Data records:
# # # # #
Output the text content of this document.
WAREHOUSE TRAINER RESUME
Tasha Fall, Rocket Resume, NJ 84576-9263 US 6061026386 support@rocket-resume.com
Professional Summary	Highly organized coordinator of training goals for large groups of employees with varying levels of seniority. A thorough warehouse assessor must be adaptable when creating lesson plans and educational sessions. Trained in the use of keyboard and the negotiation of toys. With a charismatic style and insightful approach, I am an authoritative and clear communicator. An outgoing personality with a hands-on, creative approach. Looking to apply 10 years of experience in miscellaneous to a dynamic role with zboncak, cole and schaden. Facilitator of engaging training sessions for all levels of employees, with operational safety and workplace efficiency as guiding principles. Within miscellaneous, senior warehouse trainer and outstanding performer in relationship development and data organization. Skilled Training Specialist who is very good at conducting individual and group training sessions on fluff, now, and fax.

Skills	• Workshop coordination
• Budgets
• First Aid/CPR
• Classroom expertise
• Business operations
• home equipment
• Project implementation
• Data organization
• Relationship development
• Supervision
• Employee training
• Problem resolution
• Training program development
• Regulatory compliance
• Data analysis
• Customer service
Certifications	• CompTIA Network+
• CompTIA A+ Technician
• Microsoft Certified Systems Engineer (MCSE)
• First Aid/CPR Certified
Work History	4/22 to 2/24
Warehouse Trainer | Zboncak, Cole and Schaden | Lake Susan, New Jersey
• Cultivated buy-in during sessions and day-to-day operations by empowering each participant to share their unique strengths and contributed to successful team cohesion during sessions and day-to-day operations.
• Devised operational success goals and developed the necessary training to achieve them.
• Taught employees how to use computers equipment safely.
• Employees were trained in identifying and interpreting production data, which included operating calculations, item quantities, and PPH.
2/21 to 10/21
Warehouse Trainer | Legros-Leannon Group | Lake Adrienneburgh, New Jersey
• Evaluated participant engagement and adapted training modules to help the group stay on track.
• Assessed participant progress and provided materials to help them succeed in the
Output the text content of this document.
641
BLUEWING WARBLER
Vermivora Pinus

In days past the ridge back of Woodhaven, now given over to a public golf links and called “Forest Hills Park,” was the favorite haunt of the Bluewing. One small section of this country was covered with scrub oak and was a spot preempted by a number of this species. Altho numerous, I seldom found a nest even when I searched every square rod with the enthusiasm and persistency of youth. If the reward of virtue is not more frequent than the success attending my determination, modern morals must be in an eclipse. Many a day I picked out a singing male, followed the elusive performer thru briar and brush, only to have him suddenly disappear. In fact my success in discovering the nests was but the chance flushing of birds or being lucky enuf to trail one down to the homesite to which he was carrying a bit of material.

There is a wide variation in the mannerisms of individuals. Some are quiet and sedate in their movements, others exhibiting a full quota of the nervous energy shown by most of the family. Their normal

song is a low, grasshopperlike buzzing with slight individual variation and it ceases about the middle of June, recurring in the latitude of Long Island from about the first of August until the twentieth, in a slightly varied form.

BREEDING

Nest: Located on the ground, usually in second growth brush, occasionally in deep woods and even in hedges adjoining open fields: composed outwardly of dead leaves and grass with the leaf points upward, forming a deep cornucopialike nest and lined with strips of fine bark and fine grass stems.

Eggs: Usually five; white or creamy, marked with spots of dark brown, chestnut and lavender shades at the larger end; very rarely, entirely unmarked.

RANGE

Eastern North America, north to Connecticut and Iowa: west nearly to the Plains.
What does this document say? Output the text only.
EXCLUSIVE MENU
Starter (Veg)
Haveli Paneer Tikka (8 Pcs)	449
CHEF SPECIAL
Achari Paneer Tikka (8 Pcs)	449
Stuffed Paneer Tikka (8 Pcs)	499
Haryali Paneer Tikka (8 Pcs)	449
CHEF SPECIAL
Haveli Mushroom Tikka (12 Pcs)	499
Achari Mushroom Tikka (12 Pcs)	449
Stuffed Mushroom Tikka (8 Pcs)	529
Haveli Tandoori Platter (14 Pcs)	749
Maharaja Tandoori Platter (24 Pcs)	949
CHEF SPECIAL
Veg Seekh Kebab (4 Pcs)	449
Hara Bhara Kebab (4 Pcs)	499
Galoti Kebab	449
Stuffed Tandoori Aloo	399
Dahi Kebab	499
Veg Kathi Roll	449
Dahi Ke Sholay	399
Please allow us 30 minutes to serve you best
# # # # #
### [Short task]
Each record above should be returned exactly as it appears.

### [The result]
Output the text content of this document.
WAREHOUSE TRAINER RESUME
Tasha Fall, Rocket Resume, NJ 84576-9263 US 6061026386 support@rocket-resume.com
Professional Summary	Highly organized coordinator of training goals for large groups of employees with varying levels of seniority. A thorough warehouse assessor must be adaptable when creating lesson plans and educational sessions. Trained in the use of keyboard and the negotiation of toys. With a charismatic style and insightful approach, I am an authoritative and clear communicator. An outgoing personality with a hands-on, creative approach. Looking to apply 10 years of experience in miscellaneous to a dynamic role with zboncak, cole and schaden. Facilitator of engaging training sessions for all levels of employees, with operational safety and workplace efficiency as guiding principles. Within miscellaneous, senior warehouse trainer and outstanding performer in relationship development and data organization. Skilled Training Specialist who is very good at conducting individual and group training sessions on fluff, now, and fax.

Skills	• Workshop coordination
• Budgets
• First Aid/CPR
• Classroom expertise
• Business operations
• home equipment
• Project implementation
• Data organization
• Relationship development
• Supervision
• Employee training
• Problem resolution
• Training program development
• Regulatory compliance
• Data analysis
• Customer service
Certifications	• CompTIA Network+
• CompTIA A+ Technician
• Microsoft Certified Systems Engineer (MCSE)
• First Aid/CPR Certified
Work History	4/22 to 2/24
Warehouse Trainer | Zboncak, Cole and Schaden | Lake Susan, New Jersey
• Cultivated buy-in during sessions and day-to-day operations by empowering each participant to share their unique strengths and contributed to successful team cohesion during sessions and day-to-day operations.
• Devised operational success goals and developed the necessary training to achieve them.
• Taught employees how to use computers equipment safely.
• Employees were trained in identifying and interpreting production data, which included operating calculations, item quantities, and PPH.
2/21 to 10/21
Warehouse Trainer | Legros-Leannon Group | Lake Adrienneburgh, New Jersey
• Evaluated participant engagement and adapted training modules to help the group stay on track.
• Assessed participant progress and provided materials to help them succeed in the
Output the text content of this document.
641
BLUEWING WARBLER
Vermivora Pinus

In days past the ridge back of Woodhaven, now given over to a public golf links and called “Forest Hills Park,” was the favorite haunt of the Bluewing. One small section of this country was covered with scrub oak and was a spot preempted by a number of this species. Altho numerous, I seldom found a nest even when I searched every square rod with the enthusiasm and persistency of youth. If the reward of virtue is not more frequent than the success attending my determination, modern morals must be in an eclipse. Many a day I picked out a singing male, followed the elusive performer thru briar and brush, only to have him suddenly disappear. In fact my success in discovering the nests was but the chance flushing of birds or being lucky enuf to trail one down to the homesite to which he was carrying a bit of material.

There is a wide variation in the mannerisms of individuals. Some are quiet and sedate in their movements, others exhibiting a full quota of the nervous energy shown by most of the family. Their normal

song is a low, grasshopperlike buzzing with slight individual variation and it ceases about the middle of June, recurring in the latitude of Long Island from about the first of August until the twentieth, in a slightly varied form.

BREEDING

Nest: Located on the ground, usually in second growth brush, occasionally in deep woods and even in hedges adjoining open fields: composed outwardly of dead leaves and grass with the leaf points upward, forming a deep cornucopialike nest and lined with strips of fine bark and fine grass stems.

Eggs: Usually five; white or creamy, marked with spots of dark brown, chestnut and lavender shades at the larger end; very rarely, entirely unmarked.

RANGE

Eastern North America, north to Connecticut and Iowa: west nearly to the Plains.
What does this document say? Output the text only.
EXCLUSIVE MENU
Starter (Veg)
Haveli Paneer Tikka (8 Pcs)	449
CHEF SPECIAL
Achari Paneer Tikka (8 Pcs)	449
Stuffed Paneer Tikka (8 Pcs)	499
Haryali Paneer Tikka (8 Pcs)	449
CHEF SPECIAL
Haveli Mushroom Tikka (12 Pcs)	499
Achari Mushroom Tikka (12 Pcs)	449
Stuffed Mushroom Tikka (8 Pcs)	529
Haveli Tandoori Platter (14 Pcs)	749
Maharaja Tandoori Platter (24 Pcs)	949
CHEF SPECIAL
Veg Seekh Kebab (4 Pcs)	449
Hara Bhara Kebab (4 Pcs)	499
Galoti Kebab	449
Stuffed Tandoori Aloo	399
Dahi Kebab	499
Veg Kathi Roll	449
Dahi Ke Sholay	399
Please allow us 30 minutes to serve you best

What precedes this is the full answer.